-- What is required --
Reply with one number only: the count of lines below that contain the word "ΔΙΑΛΕΞΗ".
START
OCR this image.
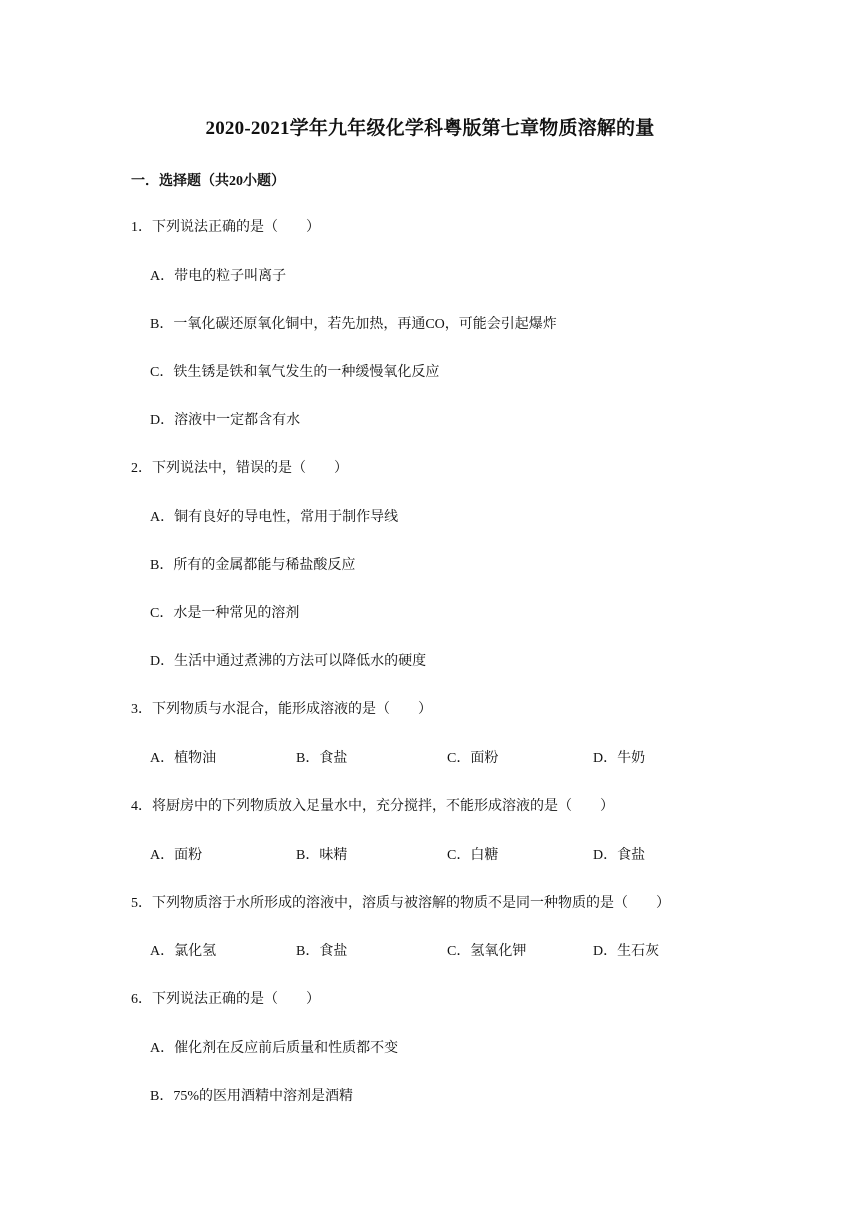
2020-2021学年九年级化学科粤版第七章物质溶解的量
一．选择题（共20小题）
1．下列说法正确的是（　　）
A．带电的粒子叫离子
B．一氧化碳还原氧化铜中，若先加热，再通CO，可能会引起爆炸
C．铁生锈是铁和氧气发生的一种缓慢氧化反应
D．溶液中一定都含有水
2．下列说法中，错误的是（　　）
A．铜有良好的导电性，常用于制作导线
B．所有的金属都能与稀盐酸反应
C．水是一种常见的溶剂
D．生活中通过煮沸的方法可以降低水的硬度
3．下列物质与水混合，能形成溶液的是（　　）
A．植物油	B．食盐	C．面粉	D．牛奶
4．将厨房中的下列物质放入足量水中，充分搅拌，不能形成溶液的是（　　）
A．面粉	B．味精	C．白糖	D．食盐
5．下列物质溶于水所形成的溶液中，溶质与被溶解的物质不是同一种物质的是（　　）
A．氯化氢	B．食盐	C．氢氧化钾	D．生石灰
6．下列说法正确的是（　　）
A．催化剂在反应前后质量和性质都不变
B．75%的医用酒精中溶剂是酒精
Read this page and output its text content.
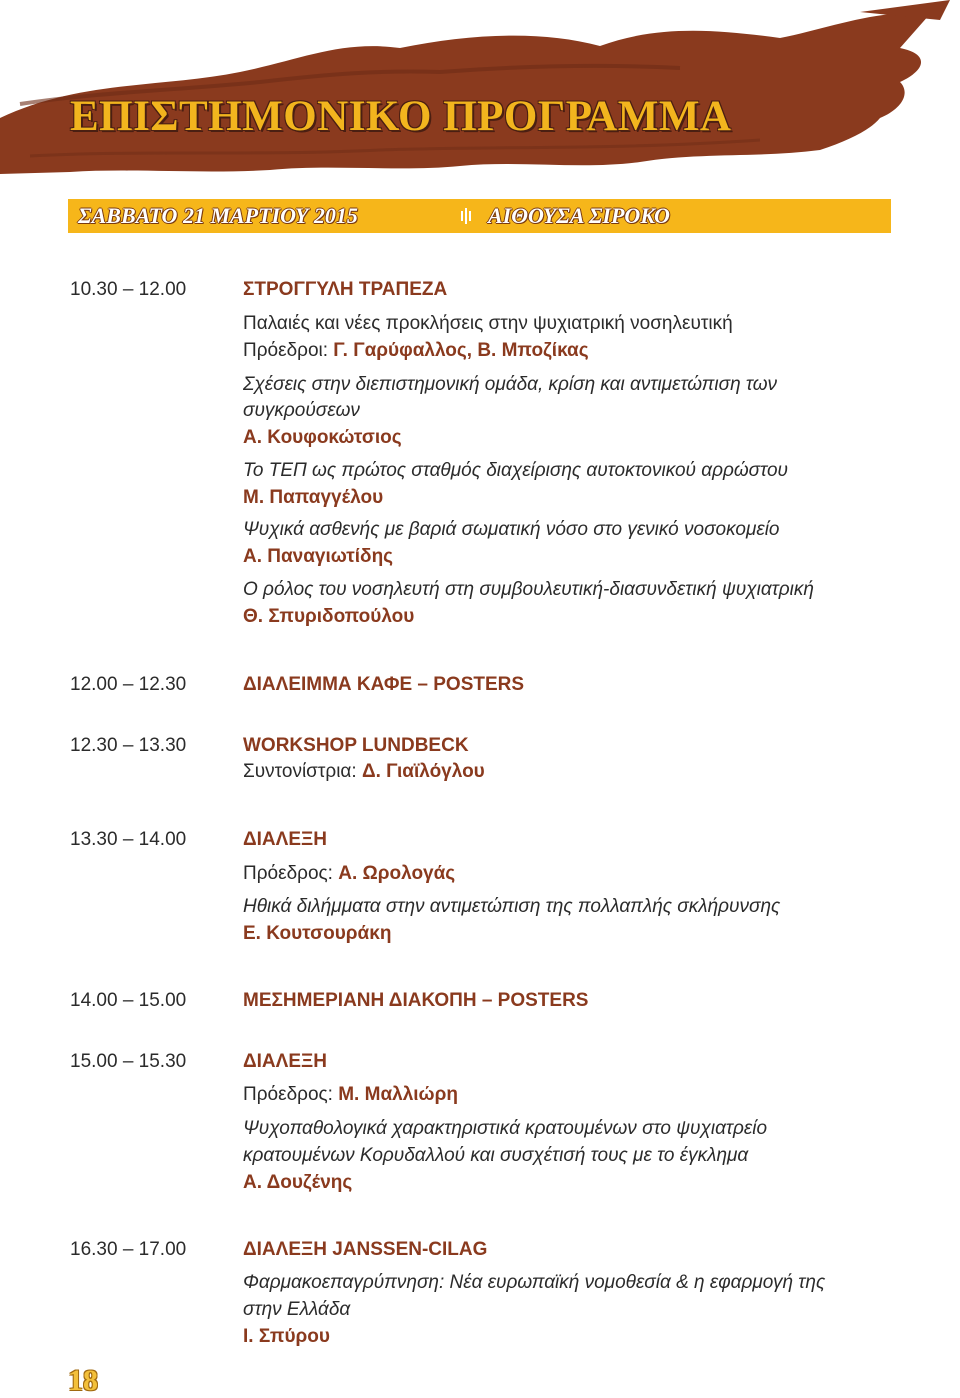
ΕΠΙΣΤΗΜΟΝΙΚΟ ΠΡΟΓΡΑΜΜΑ
ΣΑΒΒΑΤΟ 21 ΜΑΡΤΙΟΥ 2015	ΑΙΘΟΥΣΑ ΣΙΡΟΚΟ
10.30 – 12.00	ΣΤΡΟΓΓΥΛΗ ΤΡΑΠΕΖΑ
Παλαιές και νέες προκλήσεις στην ψυχιατρική νοσηλευτική
Πρόεδροι: Γ. Γαρύφαλλος, Β. Μποζίκας
Σχέσεις στην διεπιστημονική ομάδα, κρίση και αντιμετώπιση των
συγκρούσεων
Α. Κουφοκώτσιος
Το ΤΕΠ ως πρώτος σταθμός διαχείρισης αυτοκτονικού αρρώστου
Μ. Παπαγγέλου
Ψυχικά ασθενής με βαριά σωματική νόσο στο γενικό νοσοκομείο
Α. Παναγιωτίδης
Ο ρόλος του νοσηλευτή στη συμβουλευτική-διασυνδετική ψυχιατρική
Θ. Σπυριδοπούλου
12.00 – 12.30	ΔΙΑΛΕΙΜΜΑ ΚΑΦΕ – POSTERS
12.30 – 13.30	WORKSHOP LUNDBECK
Συντονίστρια: Δ. Γιαϊλόγλου
13.30 – 14.00	ΔΙΑΛΕΞΗ
Πρόεδρος: Α. Ωρολογάς
Ηθικά διλήμματα στην αντιμετώπιση της πολλαπλής σκλήρυνσης
Ε. Κουτσουράκη
14.00 – 15.00	ΜΕΣΗΜΕΡΙΑΝΗ ΔΙΑΚΟΠΗ – POSTERS
15.00 – 15.30	ΔΙΑΛΕΞΗ
Πρόεδρος: Μ. Μαλλιώρη
Ψυχοπαθολογικά χαρακτηριστικά κρατουμένων στο ψυχιατρείο
κρατουμένων Κορυδαλλού και συσχέτισή τους με το έγκλημα
Α. Δουζένης
16.30 – 17.00	ΔΙΑΛΕΞΗ JANSSEN-CILAG
Φαρμακοεπαγρύπνηση: Νέα ευρωπαϊκή νομοθεσία & η εφαρμογή της
στην Ελλάδα
Ι. Σπύρου
18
END
-- The response --
3